[Page transcription dataset items]
⁂

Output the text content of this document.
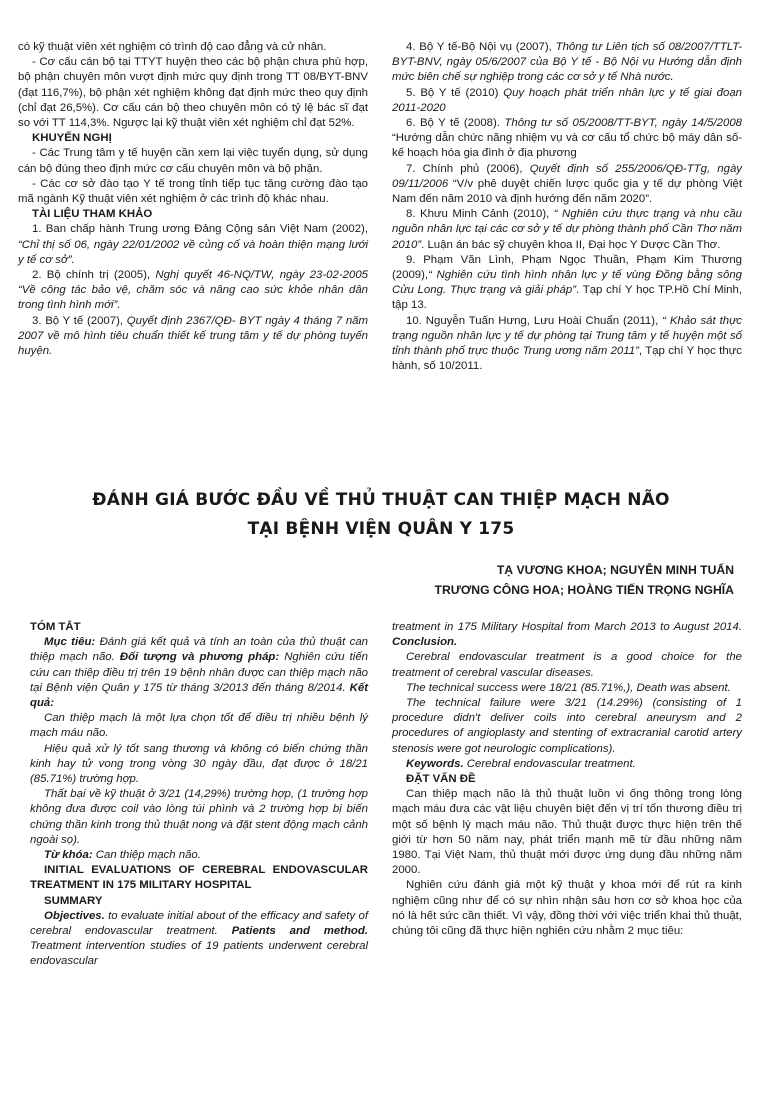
có kỹ thuật viên xét nghiệm có trình độ cao đẳng và cử nhân.

- Cơ cấu cán bộ tại TTYT huyện theo các bộ phận chưa phù hợp, bộ phận chuyên môn vượt định mức quy định trong TT 08/BYT-BNV (đạt 116,7%), bộ phận xét nghiệm không đạt định mức theo quy định (chỉ đạt 26,5%). Cơ cấu cán bộ theo chuyên môn có tỷ lệ bác sĩ đạt so với TT 114,3%. Ngược lại kỹ thuật viên xét nghiệm chỉ đạt 52%.

KHUYẾN NGHỊ

- Các Trung tâm y tế huyện cần xem lại việc tuyển dụng, sử dụng cán bộ đúng theo định mức cơ cấu chuyên môn và bộ phận.

- Các cơ sở đào tạo Y tế trong tỉnh tiếp tục tăng cường đào tạo mã ngành Kỹ thuật viên xét nghiệm ở các trình độ khác nhau.

TÀI LIỆU THAM KHẢO

1. Ban chấp hành Trung ương Đảng Cộng sản Việt Nam (2002), “Chỉ thị số 06, ngày 22/01/2002 về củng cố và hoàn thiện mạng lưới y tế cơ sở”.

2. Bộ chính trị (2005), Nghị quyết 46-NQ/TW, ngày 23-02-2005 “Về công tác bảo vệ, chăm sóc và nâng cao sức khỏe nhân dân trong tình hình mới”.

3. Bộ Y tế (2007), Quyết định 2367/QĐ- BYT ngày 4 tháng 7 năm 2007 về mô hình tiêu chuẩn thiết kế trung tâm y tế dự phòng tuyến huyện.

4. Bộ Y tế-Bộ Nội vụ (2007), Thông tư Liên tịch số 08/2007/TTLT-BYT-BNV, ngày 05/6/2007 của Bộ Y tế - Bộ Nội vụ Hướng dẫn định mức biên chế sự nghiệp trong các cơ sở y tế Nhà nước.

5. Bộ Y tế (2010) Quy hoạch phát triển nhân lực y tế giai đoạn 2011-2020

6. Bộ Y tế (2008). Thông tư số 05/2008/TT-BYT, ngày 14/5/2008 “Hướng dẫn chức năng nhiệm vụ và cơ cấu tổ chức bộ máy dân số-kế hoạch hóa gia đình ở địa phương

7. Chính phủ (2006), Quyết định số 255/2006/QĐ-TTg, ngày 09/11/2006 “V/v phê duyệt chiến lược quốc gia y tế dự phòng Việt Nam đến năm 2010 và định hướng đến năm 2020”.

8. Khưu Minh Cảnh (2010), “ Nghiên cứu thực trạng và nhu cầu nguồn nhân lực tại các cơ sở y tế dự phòng thành phố Cần Thơ năm 2010”. Luận án bác sỹ chuyên khoa II, Đại học Y Dược Cần Thơ.

9. Phạm Văn Lình, Phạm Ngọc Thuần, Phạm Kim Thương (2009),“ Nghiên cứu tình hình nhân lực y tế vùng Đồng bằng sông Cửu Long. Thực trạng và giải pháp”. Tạp chí Y học TP.Hồ Chí Minh, tập 13.

10. Nguyễn Tuấn Hưng, Lưu Hoài Chuẩn (2011), “ Khảo sát thực trạng nguồn nhân lực y tế dự phòng tại Trung tâm y tế huyện một số tỉnh thành phố trực thuộc Trung ương năm 2011”, Tạp chí Y học thực hành, số 10/2011.

ĐÁNH GIÁ BƯỚC ĐẦU VỀ THỦ THUẬT CAN THIỆP MẠCH NÃO
TẠI BỆNH VIỆN QUÂN Y 175
TẠ VƯƠNG KHOA; NGUYỄN MINH TUẤN
TRƯƠNG CÔNG HOA; HOÀNG TIẾN TRỌNG NGHĨA

TÓM TẮT

Mục tiêu: Đánh giá kết quả và tính an toàn của thủ thuật can thiệp mạch não. Đối tượng và phương pháp: Nghiên cứu tiến cứu can thiệp điều trị trên 19 bệnh nhân được can thiệp mạch não tại Bệnh viện Quân y 175 từ tháng 3/2013 đến tháng 8/2014. Kết quả:

Can thiệp mạch là một lựa chọn tốt để điều trị nhiều bệnh lý mạch máu não.

Hiệu quả xử lý tốt sang thương và không có biến chứng thần kinh hay tử vong trong vòng 30 ngày đầu, đạt được ở 18/21 (85.71%) trường hợp.

Thất bại về kỹ thuật ở 3/21 (14,29%) trường hợp, (1 trường hợp không đưa được coil vào lòng túi phình và 2 trường hợp bị biến chứng thần kinh trong thủ thuật nong và đặt stent động mạch cảnh ngoài sọ).

Từ khóa: Can thiệp mạch não.

INITIAL EVALUATIONS OF CEREBRAL ENDOVASCULAR TREATMENT IN 175 MILITARY HOSPITAL

SUMMARY

Objectives. to evaluate initial about of the efficacy and safety of cerebral endovascular treatment. Patients and method. Treatment intervention studies of 19 patients underwent cerebral endovascular

treatment in 175 Military Hospital from March 2013 to August 2014. Conclusion.

Cerebral endovascular treatment is a good choice for the treatment of cerebral vascular diseases.

The technical success were 18/21 (85.71%,), Death was absent.

The technical failure were 3/21 (14.29%) (consisting of 1 procedure didn't deliver coils into cerebral aneurysm and 2 procedures of angioplasty and stenting of extracranial carotid artery stenosis were got neurologic complications).

Keywords. Cerebral endovascular treatment.

ĐẶT VẤN ĐỀ

Can thiệp mạch não là thủ thuật luồn vi ống thông trong lòng mạch máu đưa các vật liệu chuyên biệt đến vị trí tổn thương điều trị một số bệnh lý mạch máu não. Thủ thuật được thực hiện trên thế giới từ hơn 50 năm nay, phát triển mạnh mẽ từ đầu những năm 1980. Tại Việt Nam, thủ thuật mới được ứng dụng đầu những năm 2000.

Nghiên cứu đánh giá một kỹ thuật y khoa mới để rút ra kinh nghiệm cũng như để có sự nhìn nhận sâu hơn cơ sở khoa học của nó là hết sức cần thiết. Vì vậy, đồng thời với việc triển khai thủ thuật, chúng tôi cũng đã thực hiện nghiên cứu nhằm 2 mục tiêu:
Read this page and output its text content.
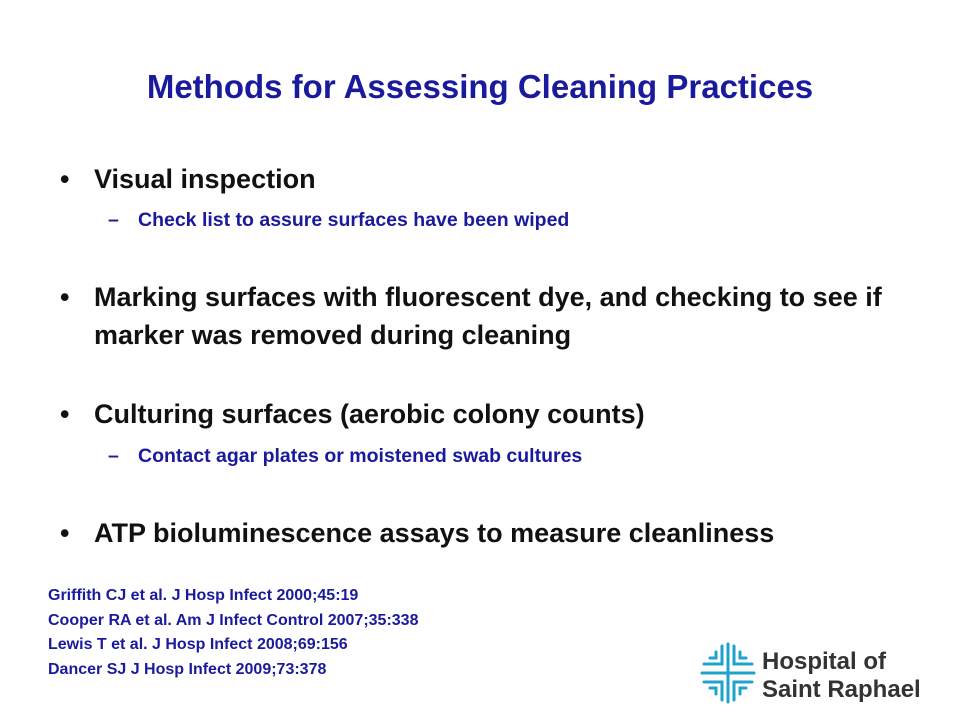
Methods for Assessing Cleaning Practices
• Visual inspection
– Check list to assure surfaces have been wiped
• Marking surfaces with fluorescent dye, and checking to see if marker was removed during cleaning
• Culturing surfaces (aerobic colony counts)
– Contact agar plates or moistened swab cultures
• ATP bioluminescence assays to measure cleanliness
Griffith CJ et al. J Hosp Infect 2000;45:19
Cooper RA et al. Am J Infect Control 2007;35:338
Lewis T et al. J Hosp Infect 2008;69:156
Dancer SJ J Hosp Infect 2009;73:378	Hospital of
Saint Raphael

⁂

TASK: The required answer is each line of the entries containing the string "trường".

COMPLETED TASK:
Hiệu quả xử lý tốt sang thương và không có biến chứng thần kinh hay tử vong trong vòng 30 ngày đầu, đạt được ở 18/21 (85.71%) trường hợp.
Thất bại về kỹ thuật ở 3/21 (14,29%) trường hợp, (1 trường hợp không đưa được coil vào lòng túi phình và 2 trường hợp bị biến chứng thần kinh trong thủ thuật nong và đặt stent động mạch cảnh ngoài sọ).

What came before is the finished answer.